> **LIST OF TASKS**
1 - From the Pick Withers article, repeat the passage starting with "Background information" and going on through "drummer (born 1948)".
2 - According to the Pick Withers article, at what age did Withers become a professional musician?
3 - Pick up the Pick Withers biography after its last sentence and keep writing it.

> **PAGE EXTRACT**
-- Opening Marker --
Background information
- Also known as: Pick Withers, Pique Withers, Pic Withers
- Born: David Withers 4 April 1948 (age 78) Leicester, England
- Genres: Roots rock, folk rock, pub rock, R&B
- Occupations: Musician, producer
- Instrument: Drums
- Years active: 1964–present
- Formerly of: Dave Edmunds; Magna Carta; Dire Straits;

= Pick Withers =

English drummer (born 1948)

David "Pick" Withers (born 4 April 1948) is an English drummer. He was the original drummer of the rock band Dire Straits and played on their first four albums, which included hit singles such as "Sultans of Swing", "Romeo and Juliet" and "Private Investigations". Withers was inducted into the Rock and Roll Hall of Fame as a member of Dire Straits in 2018.

== Biography ==
Taught by childhood friend Richard Storer, Withers first played a drum in the Boys' Brigade in his home city of Leicester. He became a professional musician at the age of 17, in an Italian band called The Primitives. This was followed by a band called Spring who had a record contract but little success; they released one album on the RCA label. In the mid-1970s Withers was a house drummer at Rockfield Studios near Monmouth, Wales. He played on records by Dave Edmunds, Michael Chapman, Hobo, the John Dummer Band and the Gary Fletcher Band, amongst others. He was also briefly with Magna Carta.
-- Closing Marker --
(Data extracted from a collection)
-- Opening Marker --
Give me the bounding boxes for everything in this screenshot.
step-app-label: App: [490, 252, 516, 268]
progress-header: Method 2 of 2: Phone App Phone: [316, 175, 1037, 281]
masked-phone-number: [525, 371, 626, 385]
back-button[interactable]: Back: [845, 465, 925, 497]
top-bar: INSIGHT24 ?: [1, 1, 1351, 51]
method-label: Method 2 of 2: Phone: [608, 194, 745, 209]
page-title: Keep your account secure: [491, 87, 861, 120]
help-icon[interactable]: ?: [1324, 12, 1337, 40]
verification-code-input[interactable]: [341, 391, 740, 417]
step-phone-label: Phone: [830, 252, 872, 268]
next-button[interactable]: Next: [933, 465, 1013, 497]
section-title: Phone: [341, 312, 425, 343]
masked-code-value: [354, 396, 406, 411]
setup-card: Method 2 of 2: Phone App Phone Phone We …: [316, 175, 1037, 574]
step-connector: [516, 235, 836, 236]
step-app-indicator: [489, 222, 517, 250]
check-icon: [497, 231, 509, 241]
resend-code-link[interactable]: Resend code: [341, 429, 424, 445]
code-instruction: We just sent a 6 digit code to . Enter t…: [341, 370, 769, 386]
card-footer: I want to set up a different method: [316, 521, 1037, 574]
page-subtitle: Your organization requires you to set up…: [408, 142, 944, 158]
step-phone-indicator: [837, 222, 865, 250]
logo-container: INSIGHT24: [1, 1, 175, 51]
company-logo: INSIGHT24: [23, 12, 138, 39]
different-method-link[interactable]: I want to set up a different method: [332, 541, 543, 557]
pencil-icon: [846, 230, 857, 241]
-- Closing Marker --
> **ANSWERS TO THE TASKS**
1 -
Background information
- Also known as: Pick Withers, Pique Withers, Pic Withers
- Born: David Withers 4 April 1948 (age 78) Leicester, England
- Genres: Roots rock, folk rock, pub rock, R&B
- Occupations: Musician, producer
- Instrument: Drums
- Years active: 1964–present
- Formerly of: Dave Edmunds; Magna Carta; Dire Straits;

= Pick Withers =

English drummer (born 1948)

2 - He became a professional musician at the age of 17.

3 -
His nickname has been subject to some variations in spelling. During his time with Spring, he was billed as "Pique Withers". He is billed as "Pic Withers" on the second Brewers Droop album.

Withers has also studied at Drumtech drum school in London.

== Dire Straits ==

He met Mark Knopfler c. 1976 in North London. Knopfler called around to the house Withers was living in to borrow Simon Cowe's reel-to-reel tape recorder, and recorded some music with Withers that same day. Withers was briefly a member of folk-rock outfit Magna Carta in 1977, but once Dire Straits gained a recording contract, turned to drumming for that band full-time.

His style with Dire Straits is distinctive for being restrained, favouring sparse snare drum and hi-hat combinations rather than heavy beats, speed and technical flourishes. He played on the Dire Straits albums Dire Straits (1978), Communiqué (1979), Making Movies (1980) and Love Over Gold (1982).

Withers left Dire Straits in the summer of 1982, soon after completing the Love Over Gold sessions. In a 2021 interview in which he was asked why he left, Withers said that the band was becoming too loud, he was tired of the treadmill, and he wanted to try new things. His replacement in Dire Straits was Terry Williams, who like Withers had been a Dave Edmunds sideman.

== Later career ==
In 2021, Withers re-surfaced with a new rhythm and blues band called 'Slim Pickin's', later renamed 'Pick's Pocket'.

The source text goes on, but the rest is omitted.